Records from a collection

>>>

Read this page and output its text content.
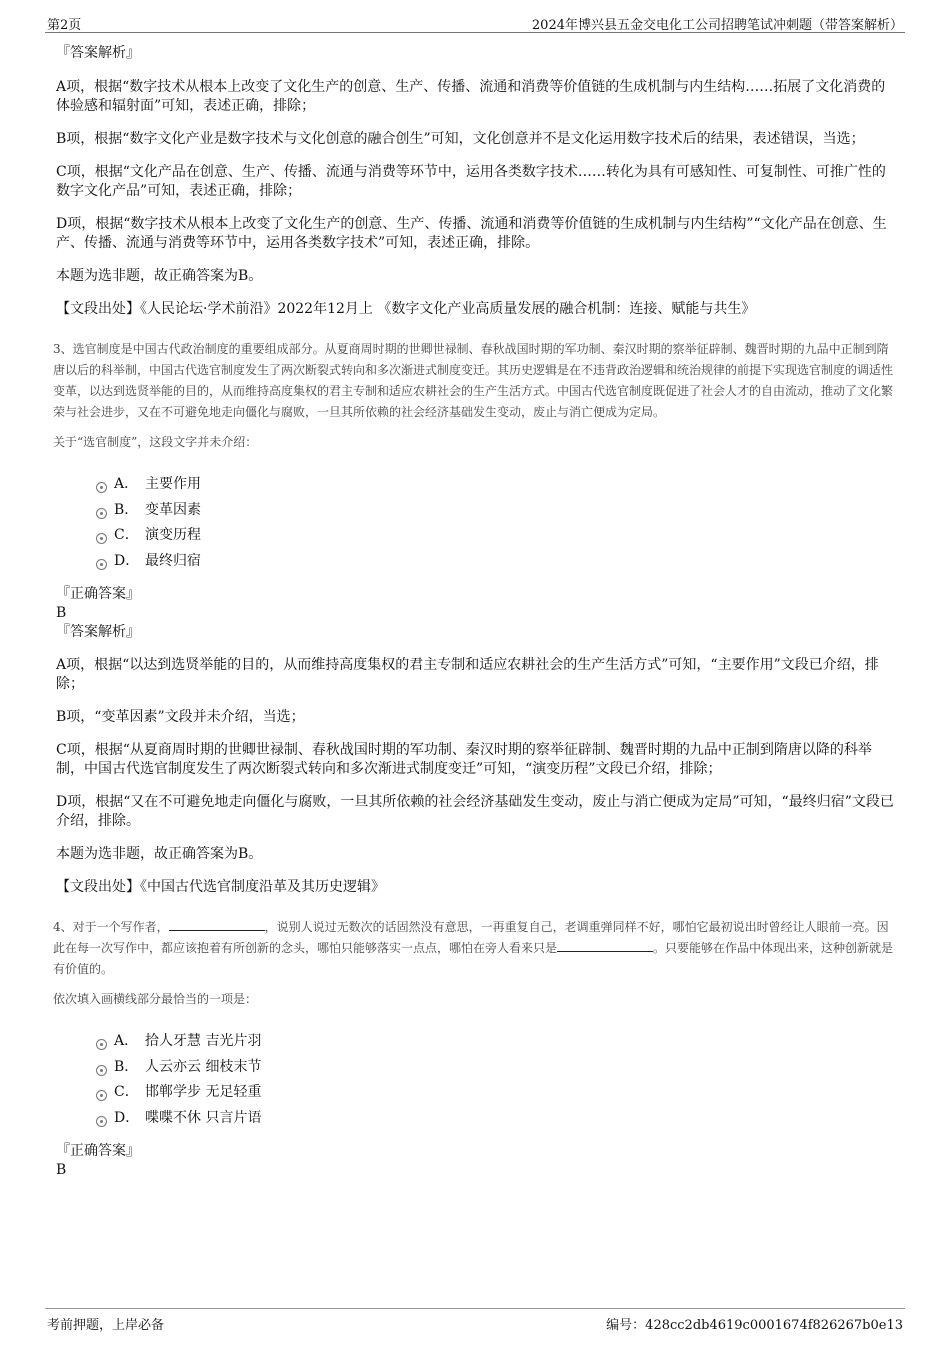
第2页	2024年博兴县五金交电化工公司招聘笔试冲刺题（带答案解析）
『答案解析』
A项，根据“数字技术从根本上改变了文化生产的创意、生产、传播、流通和消费等价值链的生成机制与内生结构……拓展了文化消费的体验感和辐射面”可知，表述正确，排除；
B项，根据“数字文化产业是数字技术与文化创意的融合创生”可知，文化创意并不是文化运用数字技术后的结果，表述错误，当选；
C项，根据“文化产品在创意、生产、传播、流通与消费等环节中，运用各类数字技术……转化为具有可感知性、可复制性、可推广性的数字文化产品”可知，表述正确，排除；
D项，根据“数字技术从根本上改变了文化生产的创意、生产、传播、流通和消费等价值链的生成机制与内生结构”“文化产品在创意、生产、传播、流通与消费等环节中，运用各类数字技术”可知，表述正确，排除。
本题为选非题，故正确答案为B。
【文段出处】《人民论坛·学术前沿》2022年12月上 《数字文化产业高质量发展的融合机制：连接、赋能与共生》
3、选官制度是中国古代政治制度的重要组成部分。从夏商周时期的世卿世禄制、春秋战国时期的军功制、秦汉时期的察举征辟制、魏晋时期的九品中正制到隋唐以后的科举制，中国古代选官制度发生了两次断裂式转向和多次渐进式制度变迁。其历史逻辑是在不违背政治逻辑和统治规律的前提下实现选官制度的调适性变革，以达到选贤举能的目的，从而维持高度集权的君主专制和适应农耕社会的生产生活方式。中国古代选官制度既促进了社会人才的自由流动，推动了文化繁荣与社会进步，又在不可避免地走向僵化与腐败，一旦其所依赖的社会经济基础发生变动，废止与消亡便成为定局。
关于“选官制度”，这段文字并未介绍：
A． 主要作用
B． 变革因素
C． 演变历程
D． 最终归宿
『正确答案』
B
『答案解析』
A项，根据“以达到选贤举能的目的，从而维持高度集权的君主专制和适应农耕社会的生产生活方式”可知，“主要作用”文段已介绍，排除；
B项，“变革因素”文段并未介绍，当选；
C项，根据“从夏商周时期的世卿世禄制、春秋战国时期的军功制、秦汉时期的察举征辟制、魏晋时期的九品中正制到隋唐以降的科举制，中国古代选官制度发生了两次断裂式转向和多次渐进式制度变迁”可知，“演变历程”文段已介绍，排除；
D项，根据“又在不可避免地走向僵化与腐败，一旦其所依赖的社会经济基础发生变动，废止与消亡便成为定局”可知，“最终归宿”文段已介绍，排除。
本题为选非题，故正确答案为B。
【文段出处】《中国古代选官制度沿革及其历史逻辑》
4、对于一个写作者，	，说别人说过无数次的话固然没有意思，一再重复自己，老调重弹同样不好，哪怕它最初说出时曾经让人眼前一亮。因此在每一次写作中，都应该抱着有所创新的念头，哪怕只能够落实一点点，哪怕在旁人看来只是	。只要能够在作品中体现出来，这种创新就是有价值的。
依次填入画横线部分最恰当的一项是：
A． 拾人牙慧 吉光片羽
B． 人云亦云 细枝末节
C． 邯郸学步 无足轻重
D． 喋喋不休 只言片语
『正确答案』
B
考前押题，上岸必备	编号：428cc2db4619c0001674f826267b0e13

<<<

- YOUR INSTRUCTIONS: Reproduce the material word for word. Any pictures should be left out of the copy.

- SOLUTION FOR THIS TASK:
Read this page and output its text content.
第2页	2024年博兴县五金交电化工公司招聘笔试冲刺题（带答案解析）
『答案解析』
A项，根据“数字技术从根本上改变了文化生产的创意、生产、传播、流通和消费等价值链的生成机制与内生结构……拓展了文化消费的体验感和辐射面”可知，表述正确，排除；
B项，根据“数字文化产业是数字技术与文化创意的融合创生”可知，文化创意并不是文化运用数字技术后的结果，表述错误，当选；
C项，根据“文化产品在创意、生产、传播、流通与消费等环节中，运用各类数字技术……转化为具有可感知性、可复制性、可推广性的数字文化产品”可知，表述正确，排除；
D项，根据“数字技术从根本上改变了文化生产的创意、生产、传播、流通和消费等价值链的生成机制与内生结构”“文化产品在创意、生产、传播、流通与消费等环节中，运用各类数字技术”可知，表述正确，排除。
本题为选非题，故正确答案为B。
【文段出处】《人民论坛·学术前沿》2022年12月上 《数字文化产业高质量发展的融合机制：连接、赋能与共生》
3、选官制度是中国古代政治制度的重要组成部分。从夏商周时期的世卿世禄制、春秋战国时期的军功制、秦汉时期的察举征辟制、魏晋时期的九品中正制到隋唐以后的科举制，中国古代选官制度发生了两次断裂式转向和多次渐进式制度变迁。其历史逻辑是在不违背政治逻辑和统治规律的前提下实现选官制度的调适性变革，以达到选贤举能的目的，从而维持高度集权的君主专制和适应农耕社会的生产生活方式。中国古代选官制度既促进了社会人才的自由流动，推动了文化繁荣与社会进步，又在不可避免地走向僵化与腐败，一旦其所依赖的社会经济基础发生变动，废止与消亡便成为定局。
关于“选官制度”，这段文字并未介绍：
A． 主要作用
B． 变革因素
C． 演变历程
D． 最终归宿
『正确答案』
B
『答案解析』
A项，根据“以达到选贤举能的目的，从而维持高度集权的君主专制和适应农耕社会的生产生活方式”可知，“主要作用”文段已介绍，排除；
B项，“变革因素”文段并未介绍，当选；
C项，根据“从夏商周时期的世卿世禄制、春秋战国时期的军功制、秦汉时期的察举征辟制、魏晋时期的九品中正制到隋唐以降的科举制，中国古代选官制度发生了两次断裂式转向和多次渐进式制度变迁”可知，“演变历程”文段已介绍，排除；
D项，根据“又在不可避免地走向僵化与腐败，一旦其所依赖的社会经济基础发生变动，废止与消亡便成为定局”可知，“最终归宿”文段已介绍，排除。
本题为选非题，故正确答案为B。
【文段出处】《中国古代选官制度沿革及其历史逻辑》
4、对于一个写作者，	，说别人说过无数次的话固然没有意思，一再重复自己，老调重弹同样不好，哪怕它最初说出时曾经让人眼前一亮。因此在每一次写作中，都应该抱着有所创新的念头，哪怕只能够落实一点点，哪怕在旁人看来只是	。只要能够在作品中体现出来，这种创新就是有价值的。
依次填入画横线部分最恰当的一项是：
A． 拾人牙慧 吉光片羽
B． 人云亦云 细枝末节
C． 邯郸学步 无足轻重
D． 喋喋不休 只言片语
『正确答案』
B
考前押题，上岸必备	编号：428cc2db4619c0001674f826267b0e13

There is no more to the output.